Stated task: From the entries below, copy every line that holds the word "title".

* Begin *

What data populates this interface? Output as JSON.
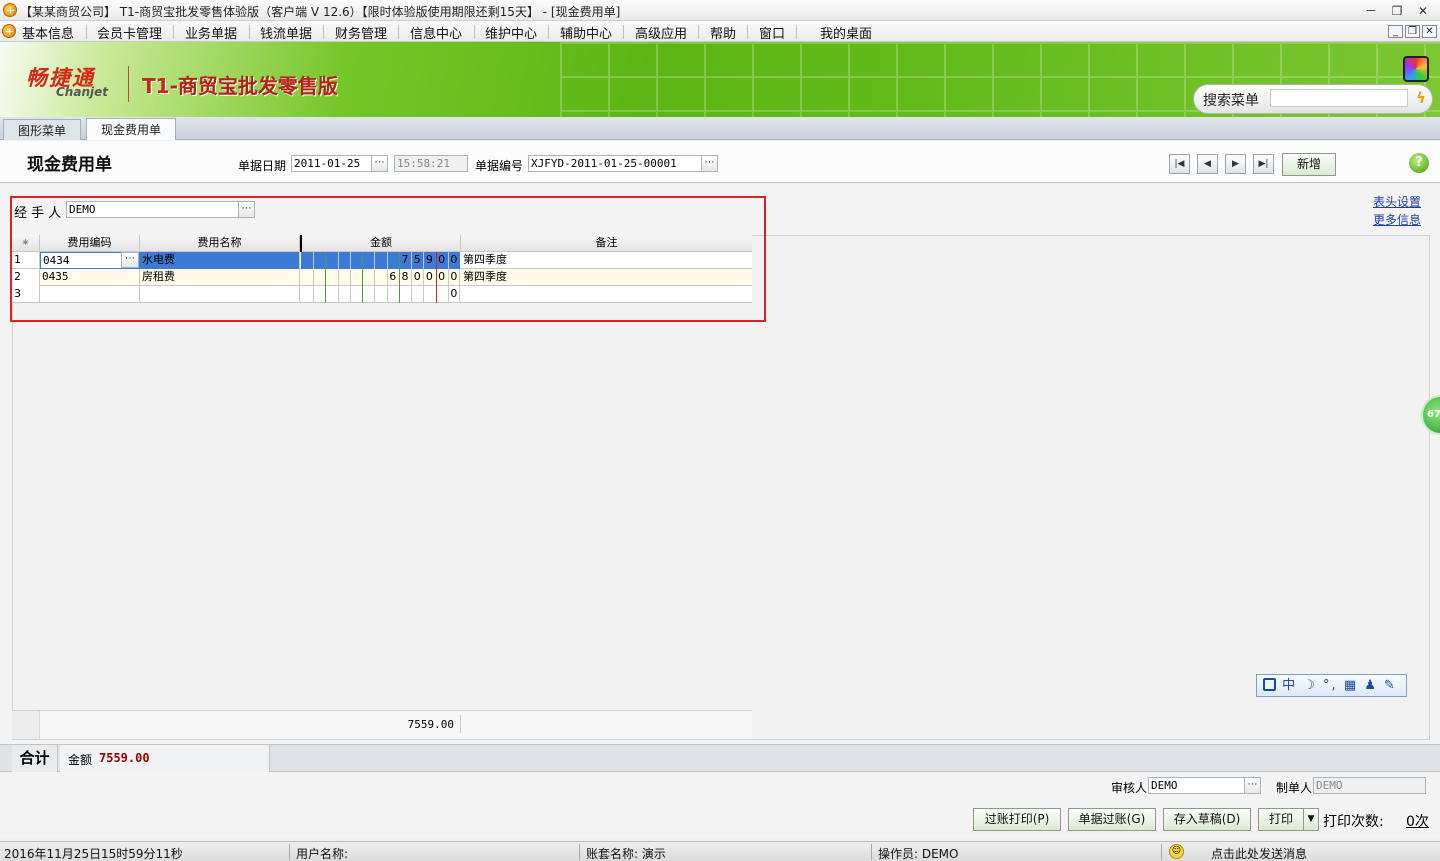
{
  "window": {
    "title": "【某某商贸公司】 T1-商贸宝批发零售体验版（客户端 V 12.6）【限时体验版使用期限还剩15天】 - [现金费用单]",
    "min": "－",
    "restore": "❐",
    "close": "✕"
  },
  "menu": [
    "基本信息",
    "会员卡管理",
    "业务单据",
    "钱流单据",
    "财务管理",
    "信息中心",
    "维护中心",
    "辅助中心",
    "高级应用",
    "帮助",
    "窗口",
    "我的桌面"
  ],
  "banner": {
    "logo_cn": "畅捷通",
    "logo_en": "Chanjet",
    "product_prefix": "T1",
    "product_name": "-商贸宝批发零售版",
    "search_label": "搜索菜单",
    "search_value": ""
  },
  "tabs": [
    {
      "label": "图形菜单",
      "active": false
    },
    {
      "label": "现金费用单",
      "active": true
    }
  ],
  "form": {
    "title": "现金费用单",
    "date_label": "单据日期",
    "date_value": "2011-01-25",
    "time_value": "15:58:21",
    "number_label": "单据编号",
    "number_value": "XJFYD-2011-01-25-00001",
    "new_button": "新增",
    "handler_label": "经 手 人",
    "handler_value": "DEMO",
    "header_settings_link": "表头设置",
    "more_info_link": "更多信息"
  },
  "grid": {
    "columns": [
      "费用编码",
      "费用名称",
      "金额",
      "备注"
    ],
    "rows": [
      {
        "no": "1",
        "code": "0434",
        "name": "水电费",
        "amount_digits": "75900",
        "remark": "第四季度",
        "selected": true
      },
      {
        "no": "2",
        "code": "0435",
        "name": "房租费",
        "amount_digits": "680000",
        "remark": "第四季度",
        "selected": false
      },
      {
        "no": "3",
        "code": "",
        "name": "",
        "amount_digits": "0",
        "remark": "",
        "selected": false
      }
    ],
    "total_amount": "7559.00"
  },
  "summary": {
    "label": "合计",
    "amount_label": "金额",
    "amount_value": "7559.00"
  },
  "footer": {
    "auditor_label": "审核人",
    "auditor_value": "DEMO",
    "maker_label": "制单人",
    "maker_value": "DEMO",
    "buttons": [
      "过账打印(P)",
      "单据过账(G)",
      "存入草稿(D)",
      "打印"
    ],
    "print_count_label": "打印次数:",
    "print_count_value": "0次"
  },
  "ime": "中 ☽ °, ▦ ♟ ✎",
  "float_badge": "67",
  "status": {
    "date": "2016年11月25日",
    "time": "15时59分11秒",
    "user_label": "用户名称:",
    "account": "账套名称: 演示",
    "operator": "操作员: DEMO",
    "message": "点击此处发送消息"
  },
  "colors": {
    "accent_green": "#5cb515",
    "highlight_red": "#e31e24",
    "selected_row": "#3d7ad6",
    "amount_red": "#a00000"
  }
}
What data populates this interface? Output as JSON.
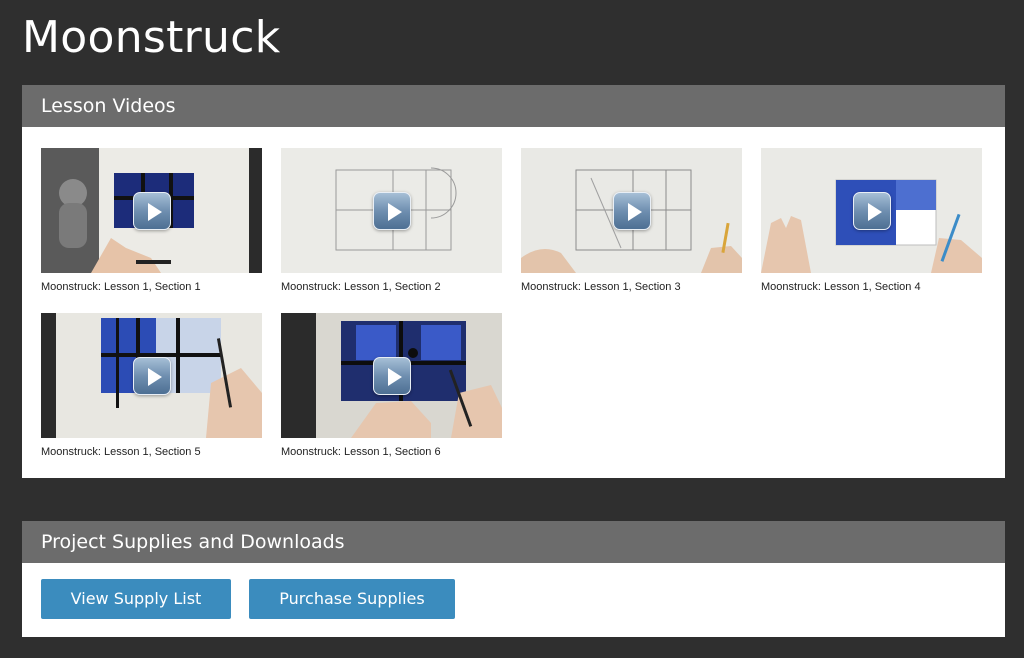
{
  "page": {
    "title": "Moonstruck"
  },
  "videos_section": {
    "title": "Lesson Videos",
    "videos": [
      {
        "caption": "Moonstruck: Lesson 1, Section 1"
      },
      {
        "caption": "Moonstruck: Lesson 1, Section 2"
      },
      {
        "caption": "Moonstruck: Lesson 1, Section 3"
      },
      {
        "caption": "Moonstruck: Lesson 1, Section 4"
      },
      {
        "caption": "Moonstruck: Lesson 1, Section 5"
      },
      {
        "caption": "Moonstruck: Lesson 1, Section 6"
      }
    ]
  },
  "supplies_section": {
    "title": "Project Supplies and Downloads",
    "view_supply_list": "View Supply List",
    "purchase_supplies": "Purchase Supplies"
  },
  "colors": {
    "background": "#2f2f2f",
    "panel_header": "#6c6c6c",
    "button": "#3b8cbe"
  },
  "icons": {
    "play": "play-icon"
  }
}
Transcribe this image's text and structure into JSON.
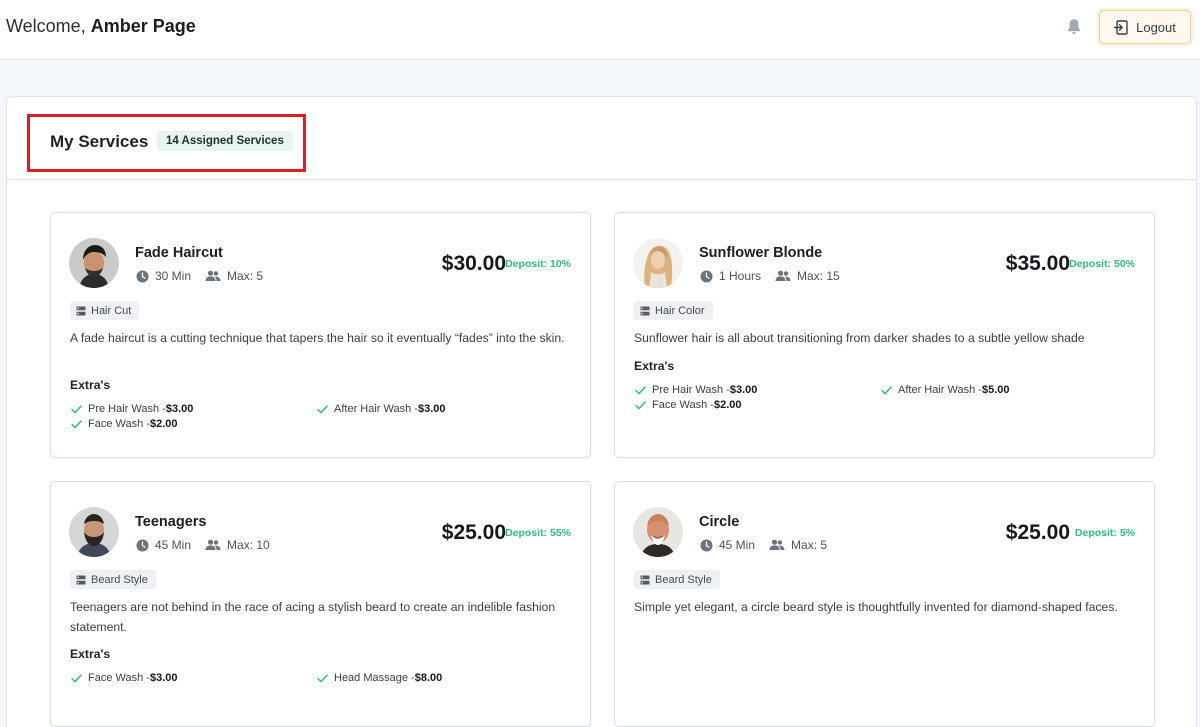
{
  "header": {
    "welcome_prefix": "Welcome,",
    "user_name": "Amber Page",
    "logout_label": "Logout"
  },
  "panel": {
    "title": "My Services",
    "badge": "14 Assigned Services"
  },
  "extras_heading": "Extra's",
  "colors": {
    "accent_green": "#2fbf7b",
    "highlight_red": "#d6202a",
    "logout_border": "#f2cf9a"
  },
  "services": [
    {
      "name": "Fade Haircut",
      "duration": "30 Min",
      "max": "Max: 5",
      "price": "$30.00",
      "deposit": "Deposit: 10%",
      "category": "Hair Cut",
      "description": "A fade haircut is a cutting technique that tapers the hair so it eventually “fades” into the skin.",
      "extras": [
        {
          "label": "Pre Hair Wash -",
          "price": "$3.00"
        },
        {
          "label": "After Hair Wash -",
          "price": "$3.00"
        },
        {
          "label": "Face Wash -",
          "price": "$2.00"
        }
      ]
    },
    {
      "name": "Sunflower Blonde",
      "duration": "1 Hours",
      "max": "Max: 15",
      "price": "$35.00",
      "deposit": "Deposit: 50%",
      "category": "Hair Color",
      "description": "Sunflower hair is all about transitioning from darker shades to a subtle yellow shade",
      "extras": [
        {
          "label": "Pre Hair Wash -",
          "price": "$3.00"
        },
        {
          "label": "After Hair Wash -",
          "price": "$5.00"
        },
        {
          "label": "Face Wash -",
          "price": "$2.00"
        }
      ]
    },
    {
      "name": "Teenagers",
      "duration": "45 Min",
      "max": "Max: 10",
      "price": "$25.00",
      "deposit": "Deposit: 55%",
      "category": "Beard Style",
      "description": "Teenagers are not behind in the race of acing a stylish beard to create an indelible fashion statement.",
      "extras": [
        {
          "label": "Face Wash -",
          "price": "$3.00"
        },
        {
          "label": "Head Massage -",
          "price": "$8.00"
        }
      ]
    },
    {
      "name": "Circle",
      "duration": "45 Min",
      "max": "Max: 5",
      "price": "$25.00",
      "deposit": "Deposit: 5%",
      "category": "Beard Style",
      "description": "Simple yet elegant, a circle beard style is thoughtfully invented for diamond-shaped faces.",
      "extras": []
    }
  ]
}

* End *

Exercise response:
    "title": "【某某商贸公司】 T1-商贸宝批发零售体验版（客户端 V 12.6）【限时体验版使用期限还剩15天】 - [现金费用单]",
    "title": "现金费用单",
    "title": "Moonstruck"
    "title": "Lesson Videos",
    "title": "Project Supplies and Downloads",
    "title": "My Services",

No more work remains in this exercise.